Task:
Render the lines below as a JSON list of strings, one string per line, with blank lines omitted. Leave out any pictures.

START Data listing

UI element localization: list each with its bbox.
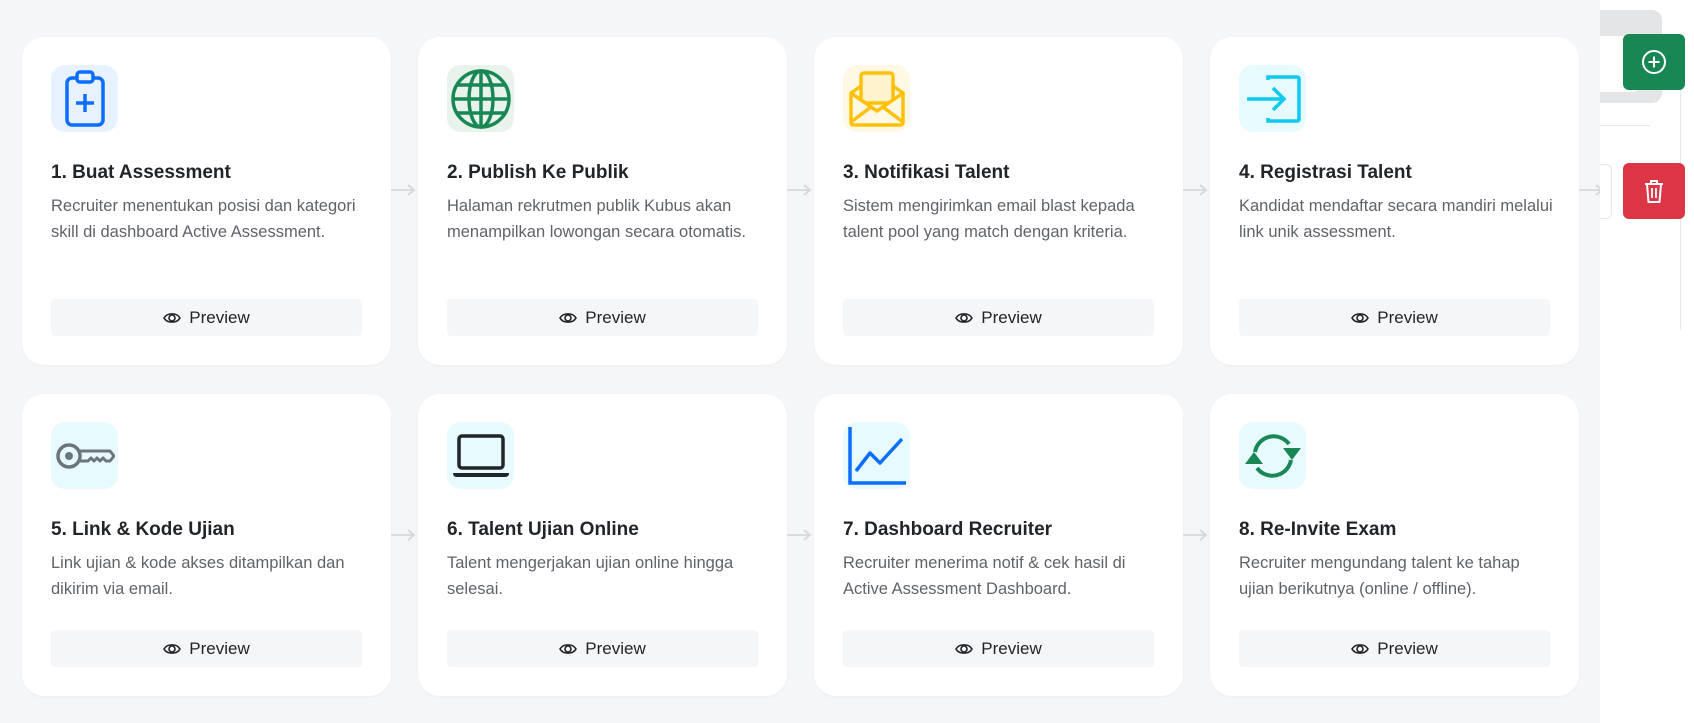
step-card-3: 3. Notifikasi Talent Sistem mengirimkan … xyxy=(814,37,1183,365)
preview-button[interactable]: Preview xyxy=(843,630,1154,667)
eye-icon xyxy=(955,312,974,323)
add-step-button[interactable] xyxy=(1623,34,1685,90)
flow-canvas: 1. Buat Assessment Recruiter menentukan … xyxy=(0,0,1604,723)
sidebar-field[interactable] xyxy=(1600,164,1612,219)
preview-button[interactable]: Preview xyxy=(843,299,1154,336)
step-title: 2. Publish Ke Publik xyxy=(447,162,629,183)
preview-label: Preview xyxy=(1377,638,1438,658)
connector-arrow-icon xyxy=(391,184,416,196)
connector-arrow-icon xyxy=(1183,529,1208,541)
preview-label: Preview xyxy=(585,307,646,327)
step-description: Talent mengerjakan ujian online hingga s… xyxy=(447,554,734,598)
preview-label: Preview xyxy=(981,638,1042,658)
step-card-2: 2. Publish Ke Publik Halaman rekrutmen p… xyxy=(418,37,787,365)
eye-icon xyxy=(1351,643,1370,654)
eye-icon xyxy=(1351,312,1370,323)
eye-icon xyxy=(559,643,578,654)
box-arrow-in-right-icon xyxy=(1239,65,1306,132)
clipboard-plus-icon xyxy=(51,65,118,132)
graph-up-icon xyxy=(843,422,910,489)
connector-arrow-icon xyxy=(787,184,812,196)
preview-button[interactable]: Preview xyxy=(51,299,362,336)
preview-button[interactable]: Preview xyxy=(1239,299,1550,336)
step-title: 1. Buat Assessment xyxy=(51,162,231,183)
key-icon xyxy=(51,422,118,489)
step-description: Halaman rekrutmen publik Kubus akan mena… xyxy=(447,197,746,241)
step-description: Link ujian & kode akses ditampilkan dan … xyxy=(51,554,345,598)
eye-icon xyxy=(559,312,578,323)
connector-arrow-icon xyxy=(391,529,416,541)
envelope-open-icon xyxy=(843,65,910,132)
preview-label: Preview xyxy=(585,638,646,658)
step-description: Sistem mengirimkan email blast kepada ta… xyxy=(843,197,1135,241)
laptop-icon xyxy=(447,422,514,489)
step-card-1: 1. Buat Assessment Recruiter menentukan … xyxy=(22,37,391,365)
preview-label: Preview xyxy=(189,307,250,327)
connector-arrow-icon xyxy=(1183,184,1208,196)
step-title: 4. Registrasi Talent xyxy=(1239,162,1412,183)
trash-icon xyxy=(1645,180,1663,203)
delete-step-button[interactable] xyxy=(1623,163,1685,219)
step-card-6: 6. Talent Ujian Online Talent mengerjaka… xyxy=(418,394,787,696)
step-card-8: 8. Re-Invite Exam Recruiter mengundang t… xyxy=(1210,394,1579,696)
connector-arrow-icon xyxy=(787,529,812,541)
preview-label: Preview xyxy=(1377,307,1438,327)
step-card-5: 5. Link & Kode Ujian Link ujian & kode a… xyxy=(22,394,391,696)
preview-button[interactable]: Preview xyxy=(1239,630,1550,667)
step-title: 5. Link & Kode Ujian xyxy=(51,519,235,540)
eye-icon xyxy=(163,312,182,323)
step-title: 3. Notifikasi Talent xyxy=(843,162,1010,183)
step-description: Kandidat mendaftar secara mandiri melalu… xyxy=(1239,197,1553,241)
preview-button[interactable]: Preview xyxy=(447,630,758,667)
step-card-4: 4. Registrasi Talent Kandidat mendaftar … xyxy=(1210,37,1579,365)
preview-label: Preview xyxy=(981,307,1042,327)
eye-icon xyxy=(163,643,182,654)
preview-label: Preview xyxy=(189,638,250,658)
sidebar-divider xyxy=(1600,125,1650,126)
step-description: Recruiter menerima notif & cek hasil di … xyxy=(843,554,1126,598)
step-title: 6. Talent Ujian Online xyxy=(447,519,639,540)
step-description: Recruiter menentukan posisi dan kategori… xyxy=(51,197,356,241)
step-title: 8. Re-Invite Exam xyxy=(1239,519,1397,540)
globe-icon xyxy=(447,65,514,132)
step-description: Recruiter mengundang talent ke tahap uji… xyxy=(1239,554,1520,598)
preview-button[interactable]: Preview xyxy=(51,630,362,667)
arrow-repeat-icon xyxy=(1239,422,1306,489)
plus-circle-icon xyxy=(1642,50,1666,74)
step-card-7: 7. Dashboard Recruiter Recruiter menerim… xyxy=(814,394,1183,696)
preview-button[interactable]: Preview xyxy=(447,299,758,336)
eye-icon xyxy=(955,643,974,654)
step-title: 7. Dashboard Recruiter xyxy=(843,519,1053,540)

END Data listing

Expected answer:
[
  "UI element localization: list each with its bbox.",
  "step-card-3: 3. Notifikasi Talent Sistem mengirimkan … xyxy=(814,37,1183,365)",
  "preview-button[interactable]: Preview xyxy=(843,630,1154,667)",
  "eye-icon xyxy=(955,312,974,323)",
  "add-step-button[interactable] xyxy=(1623,34,1685,90)",
  "flow-canvas: 1. Buat Assessment Recruiter menentukan … xyxy=(0,0,1604,723)",
  "sidebar-field[interactable] xyxy=(1600,164,1612,219)",
  "preview-button[interactable]: Preview xyxy=(843,299,1154,336)",
  "step-title: 2. Publish Ke Publik xyxy=(447,162,629,183)",
  "preview-label: Preview xyxy=(1377,638,1438,658)",
  "connector-arrow-icon xyxy=(391,184,416,196)",
  "connector-arrow-icon xyxy=(1183,529,1208,541)",
  "preview-label: Preview xyxy=(585,307,646,327)",
  "step-description: Talent mengerjakan ujian online hingga s… xyxy=(447,554,734,598)",
  "preview-label: Preview xyxy=(981,638,1042,658)",
  "step-card-2: 2. Publish Ke Publik Halaman rekrutmen p… xyxy=(418,37,787,365)",
  "eye-icon xyxy=(1351,643,1370,654)",
  "eye-icon xyxy=(1351,312,1370,323)",
  "eye-icon xyxy=(559,643,578,654)",
  "box-arrow-in-right-icon xyxy=(1239,65,1306,132)",
  "clipboard-plus-icon xyxy=(51,65,118,132)",
  "graph-up-icon xyxy=(843,422,910,489)",
  "connector-arrow-icon xyxy=(787,184,812,196)",
  "preview-button[interactable]: Preview xyxy=(51,299,362,336)",
  "preview-button[interactable]: Preview xyxy=(1239,299,1550,336)",
  "step-title: 1. Buat Assessment xyxy=(51,162,231,183)",
  "key-icon xyxy=(51,422,118,489)",
  "step-description: Halaman rekrutmen publik Kubus akan mena… xyxy=(447,197,746,241)",
  "step-description: Link ujian & kode akses ditampilkan dan … xyxy=(51,554,345,598)",
  "eye-icon xyxy=(559,312,578,323)",
  "connector-arrow-icon xyxy=(391,529,416,541)",
  "envelope-open-icon xyxy=(843,65,910,132)",
  "preview-label: Preview xyxy=(585,638,646,658)",
  "step-description: Sistem mengirimkan email blast kepada ta… xyxy=(843,197,1135,241)",
  "laptop-icon xyxy=(447,422,514,489)",
  "step-card-1: 1. Buat Assessment Recruiter menentukan … xyxy=(22,37,391,365)",
  "preview-label: Preview xyxy=(189,307,250,327)",
  "connector-arrow-icon xyxy=(1183,184,1208,196)",
  "step-title: 4. Registrasi Talent xyxy=(1239,162,1412,183)",
  "trash-icon xyxy=(1645,180,1663,203)",
  "delete-step-button[interactable] xyxy=(1623,163,1685,219)",
  "step-card-6: 6. Talent Ujian Online Talent mengerjaka… xyxy=(418,394,787,696)",
  "step-card-8: 8. Re-Invite Exam Recruiter mengundang t… xyxy=(1210,394,1579,696)",
  "connector-arrow-icon xyxy=(787,529,812,541)",
  "preview-label: Preview xyxy=(1377,307,1438,327)",
  "step-card-5: 5. Link & Kode Ujian Link ujian & kode a… xyxy=(22,394,391,696)",
  "preview-button[interactable]: Preview xyxy=(1239,630,1550,667)",
  "step-title: 5. Link & Kode Ujian xyxy=(51,519,235,540)",
  "eye-icon xyxy=(163,312,182,323)",
  "step-title: 3. Notifikasi Talent xyxy=(843,162,1010,183)",
  "step-description: Kandidat mendaftar secara mandiri melalu… xyxy=(1239,197,1553,241)",
  "preview-button[interactable]: Preview xyxy=(447,630,758,667)",
  "step-card-4: 4. Registrasi Talent Kandidat mendaftar … xyxy=(1210,37,1579,365)",
  "preview-label: Preview xyxy=(981,307,1042,327)",
  "eye-icon xyxy=(163,643,182,654)",
  "preview-label: Preview xyxy=(189,638,250,658)",
  "sidebar-divider xyxy=(1600,125,1650,126)",
  "step-description: Recruiter menerima notif & cek hasil di … xyxy=(843,554,1126,598)",
  "step-title: 6. Talent Ujian Online xyxy=(447,519,639,540)",
  "step-description: Recruiter menentukan posisi dan kategori… xyxy=(51,197,356,241)",
  "step-title: 8. Re-Invite Exam xyxy=(1239,519,1397,540)",
  "globe-icon xyxy=(447,65,514,132)",
  "step-description: Recruiter mengundang talent ke tahap uji… xyxy=(1239,554,1520,598)",
  "preview-button[interactable]: Preview xyxy=(51,630,362,667)",
  "arrow-repeat-icon xyxy=(1239,422,1306,489)",
  "plus-circle-icon xyxy=(1642,50,1666,74)",
  "step-card-7: 7. Dashboard Recruiter Recruiter menerim… xyxy=(814,394,1183,696)",
  "preview-button[interactable]: Preview xyxy=(447,299,758,336)",
  "eye-icon xyxy=(955,643,974,654)",
  "step-title: 7. Dashboard Recruiter xyxy=(843,519,1053,540)"
]